>> begin

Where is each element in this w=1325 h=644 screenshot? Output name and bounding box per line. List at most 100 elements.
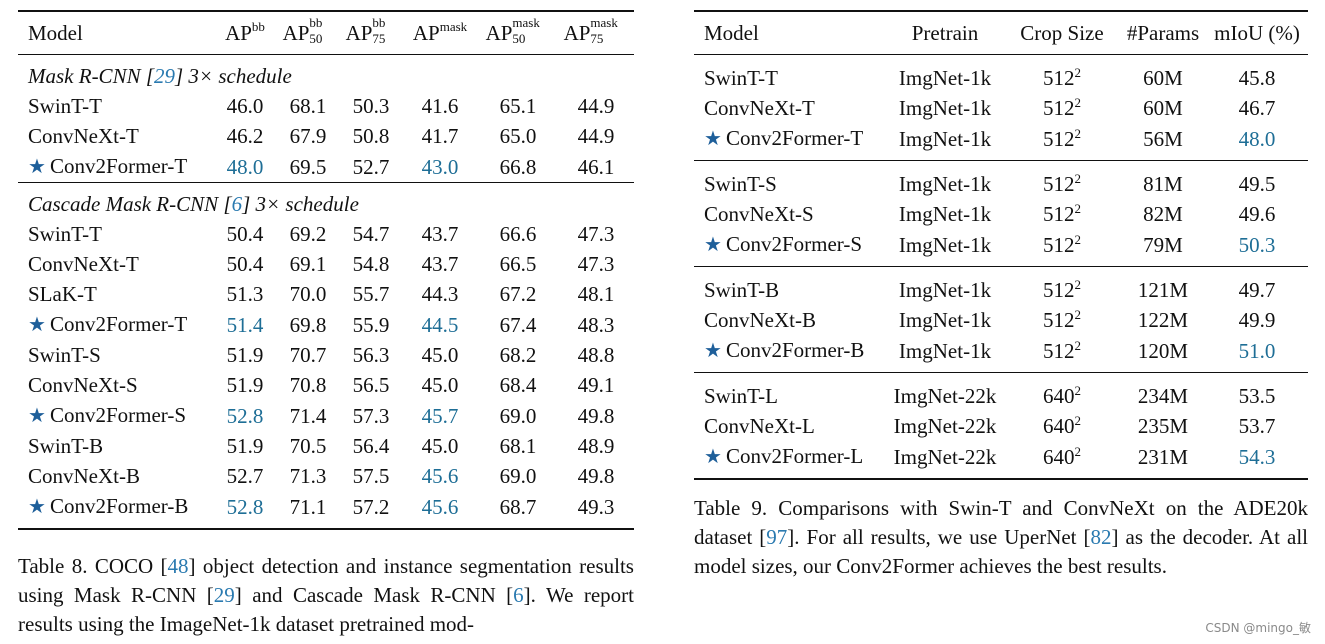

>> end
>> begin

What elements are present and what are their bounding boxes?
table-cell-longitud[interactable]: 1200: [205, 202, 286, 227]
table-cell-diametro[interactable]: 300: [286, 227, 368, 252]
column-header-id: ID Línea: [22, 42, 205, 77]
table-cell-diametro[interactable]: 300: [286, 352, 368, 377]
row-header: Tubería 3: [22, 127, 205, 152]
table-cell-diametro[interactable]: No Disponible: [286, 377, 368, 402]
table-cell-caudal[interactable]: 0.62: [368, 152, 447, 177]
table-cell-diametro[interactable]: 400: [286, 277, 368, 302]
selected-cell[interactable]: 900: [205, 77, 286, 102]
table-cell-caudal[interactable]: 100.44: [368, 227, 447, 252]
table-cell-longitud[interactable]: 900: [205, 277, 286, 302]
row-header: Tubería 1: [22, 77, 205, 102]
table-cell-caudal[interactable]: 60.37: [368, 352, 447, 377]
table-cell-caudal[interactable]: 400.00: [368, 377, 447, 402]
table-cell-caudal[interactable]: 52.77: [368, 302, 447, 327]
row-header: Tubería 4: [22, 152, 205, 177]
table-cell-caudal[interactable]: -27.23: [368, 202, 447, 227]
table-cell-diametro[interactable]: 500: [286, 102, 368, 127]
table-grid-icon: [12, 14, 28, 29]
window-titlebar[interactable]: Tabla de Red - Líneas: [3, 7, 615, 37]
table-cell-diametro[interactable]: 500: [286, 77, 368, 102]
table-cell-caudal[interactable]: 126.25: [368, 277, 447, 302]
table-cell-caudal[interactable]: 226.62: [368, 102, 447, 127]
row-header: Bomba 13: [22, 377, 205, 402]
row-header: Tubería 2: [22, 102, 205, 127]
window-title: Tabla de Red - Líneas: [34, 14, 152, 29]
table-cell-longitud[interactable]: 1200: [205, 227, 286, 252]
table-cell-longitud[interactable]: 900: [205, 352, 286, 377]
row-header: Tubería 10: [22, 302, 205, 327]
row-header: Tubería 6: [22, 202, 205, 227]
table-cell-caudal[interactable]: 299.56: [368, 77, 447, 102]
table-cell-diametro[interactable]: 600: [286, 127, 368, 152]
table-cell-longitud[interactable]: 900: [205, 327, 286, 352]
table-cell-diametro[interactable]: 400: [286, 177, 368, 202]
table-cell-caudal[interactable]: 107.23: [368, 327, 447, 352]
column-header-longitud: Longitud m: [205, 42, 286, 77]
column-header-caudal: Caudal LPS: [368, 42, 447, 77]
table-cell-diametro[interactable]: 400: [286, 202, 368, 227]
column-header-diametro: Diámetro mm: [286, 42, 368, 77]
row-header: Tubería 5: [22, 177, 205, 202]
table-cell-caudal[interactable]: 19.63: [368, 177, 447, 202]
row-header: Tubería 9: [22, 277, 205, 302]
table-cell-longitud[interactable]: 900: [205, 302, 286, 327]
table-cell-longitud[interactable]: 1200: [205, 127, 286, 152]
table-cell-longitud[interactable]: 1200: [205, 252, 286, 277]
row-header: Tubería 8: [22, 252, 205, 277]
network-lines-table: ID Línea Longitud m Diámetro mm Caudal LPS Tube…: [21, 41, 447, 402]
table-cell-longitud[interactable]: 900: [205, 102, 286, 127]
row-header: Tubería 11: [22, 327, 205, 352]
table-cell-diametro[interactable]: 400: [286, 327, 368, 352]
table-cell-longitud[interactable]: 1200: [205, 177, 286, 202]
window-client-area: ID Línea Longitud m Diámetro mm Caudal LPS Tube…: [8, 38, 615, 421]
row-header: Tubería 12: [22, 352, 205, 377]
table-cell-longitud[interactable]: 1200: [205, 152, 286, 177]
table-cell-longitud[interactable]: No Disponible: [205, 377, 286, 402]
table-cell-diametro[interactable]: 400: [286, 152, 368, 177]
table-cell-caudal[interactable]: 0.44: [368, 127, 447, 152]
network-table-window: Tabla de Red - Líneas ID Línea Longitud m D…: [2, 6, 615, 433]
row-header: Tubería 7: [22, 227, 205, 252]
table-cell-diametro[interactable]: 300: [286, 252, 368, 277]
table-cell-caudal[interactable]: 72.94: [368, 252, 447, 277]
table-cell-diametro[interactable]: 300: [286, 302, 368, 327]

>> end

What is needed
Please repeat the lines of the material above, starting with the line that contains "What elements are" and continuing through the line that contains "table-cell-diametro[interactable]: 400: [286, 277, 368, 302]", with both of those lines included.

Output for this task
What elements are present and what are their bounding boxes?
table-cell-longitud[interactable]: 1200: [205, 202, 286, 227]
table-cell-diametro[interactable]: 300: [286, 227, 368, 252]
column-header-id: ID Línea: [22, 42, 205, 77]
table-cell-diametro[interactable]: 300: [286, 352, 368, 377]
row-header: Tubería 3: [22, 127, 205, 152]
table-cell-diametro[interactable]: No Disponible: [286, 377, 368, 402]
table-cell-caudal[interactable]: 0.62: [368, 152, 447, 177]
table-cell-diametro[interactable]: 400: [286, 277, 368, 302]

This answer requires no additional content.